Entries provided:
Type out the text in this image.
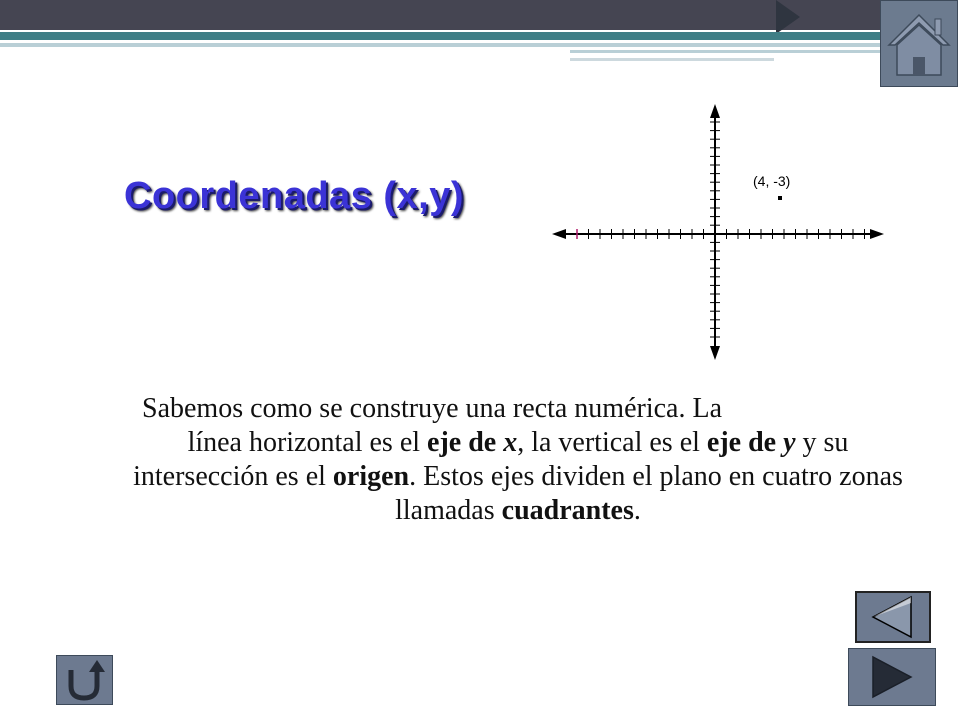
Coordenadas (x,y)	(4, -3)

Sabemos como se construye una recta numérica. La
línea horizontal es el eje de x, la vertical es el eje de y y su intersección es el origen. Estos ejes dividen el plano en cuatro zonas llamadas cuadrantes.
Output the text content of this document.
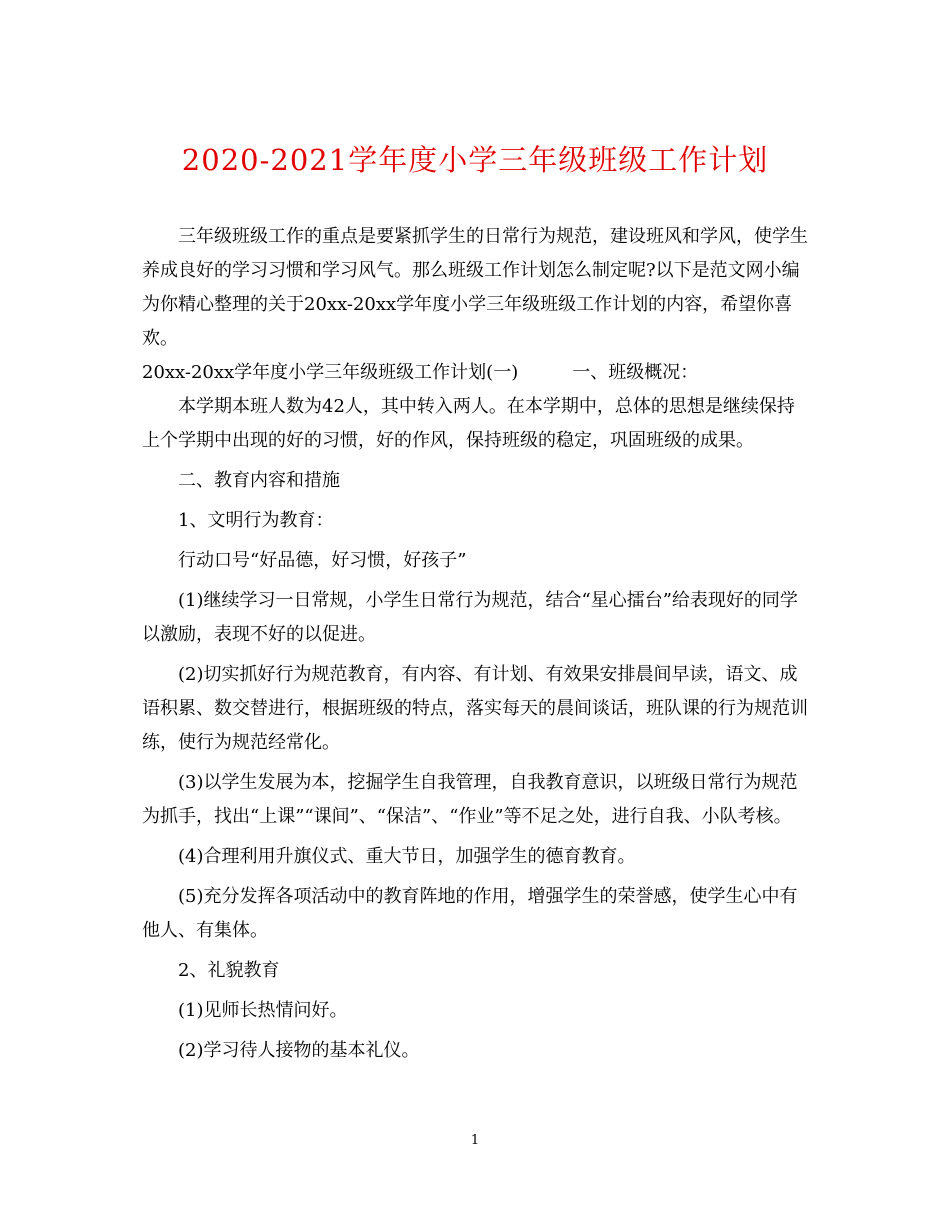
2020-2021学年度小学三年级班级工作计划

三年级班级工作的重点是要紧抓学生的日常行为规范，建设班风和学风，使学生养成良好的学习习惯和学习风气。那么班级工作计划怎么制定呢?以下是范文网小编为你精心整理的关于20xx-20xx学年度小学三年级班级工作计划的内容，希望你喜欢。

20xx-20xx学年度小学三年级班级工作计划(一)　　　一、班级概况：

本学期本班人数为42人，其中转入两人。在本学期中，总体的思想是继续保持上个学期中出现的好的习惯，好的作风，保持班级的稳定，巩固班级的成果。

二、教育内容和措施

1、文明行为教育：

行动口号“好品德，好习惯，好孩子”

(1)继续学习一日常规，小学生日常行为规范，结合“星心擂台”给表现好的同学以激励，表现不好的以促进。

(2)切实抓好行为规范教育，有内容、有计划、有效果安排晨间早读，语文、成语积累、数交替进行，根据班级的特点，落实每天的晨间谈话，班队课的行为规范训练，使行为规范经常化。

(3)以学生发展为本，挖掘学生自我管理，自我教育意识，以班级日常行为规范为抓手，找出“上课”“课间”、“保洁”、“作业”等不足之处，进行自我、小队考核。

(4)合理利用升旗仪式、重大节日，加强学生的德育教育。

(5)充分发挥各项活动中的教育阵地的作用，增强学生的荣誉感，使学生心中有他人、有集体。

2、礼貌教育

(1)见师长热情问好。

(2)学习待人接物的基本礼仪。

1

The request:
Copy the whole listing above word for word but do not carry over the pictures.

Exercise output:
Type out the text in this image.
Coordenadas (x,y)	(4, -3)

Sabemos como se construye una recta numérica. La
línea horizontal es el eje de x, la vertical es el eje de y y su intersección es el origen. Estos ejes dividen el plano en cuatro zonas llamadas cuadrantes.
Output the text content of this document.
2020-2021学年度小学三年级班级工作计划

三年级班级工作的重点是要紧抓学生的日常行为规范，建设班风和学风，使学生养成良好的学习习惯和学习风气。那么班级工作计划怎么制定呢?以下是范文网小编为你精心整理的关于20xx-20xx学年度小学三年级班级工作计划的内容，希望你喜欢。

20xx-20xx学年度小学三年级班级工作计划(一)　　　一、班级概况：

本学期本班人数为42人，其中转入两人。在本学期中，总体的思想是继续保持上个学期中出现的好的习惯，好的作风，保持班级的稳定，巩固班级的成果。

二、教育内容和措施

1、文明行为教育：

行动口号“好品德，好习惯，好孩子”

(1)继续学习一日常规，小学生日常行为规范，结合“星心擂台”给表现好的同学以激励，表现不好的以促进。

(2)切实抓好行为规范教育，有内容、有计划、有效果安排晨间早读，语文、成语积累、数交替进行，根据班级的特点，落实每天的晨间谈话，班队课的行为规范训练，使行为规范经常化。

(3)以学生发展为本，挖掘学生自我管理，自我教育意识，以班级日常行为规范为抓手，找出“上课”“课间”、“保洁”、“作业”等不足之处，进行自我、小队考核。

(4)合理利用升旗仪式、重大节日，加强学生的德育教育。

(5)充分发挥各项活动中的教育阵地的作用，增强学生的荣誉感，使学生心中有他人、有集体。

2、礼貌教育

(1)见师长热情问好。

(2)学习待人接物的基本礼仪。

1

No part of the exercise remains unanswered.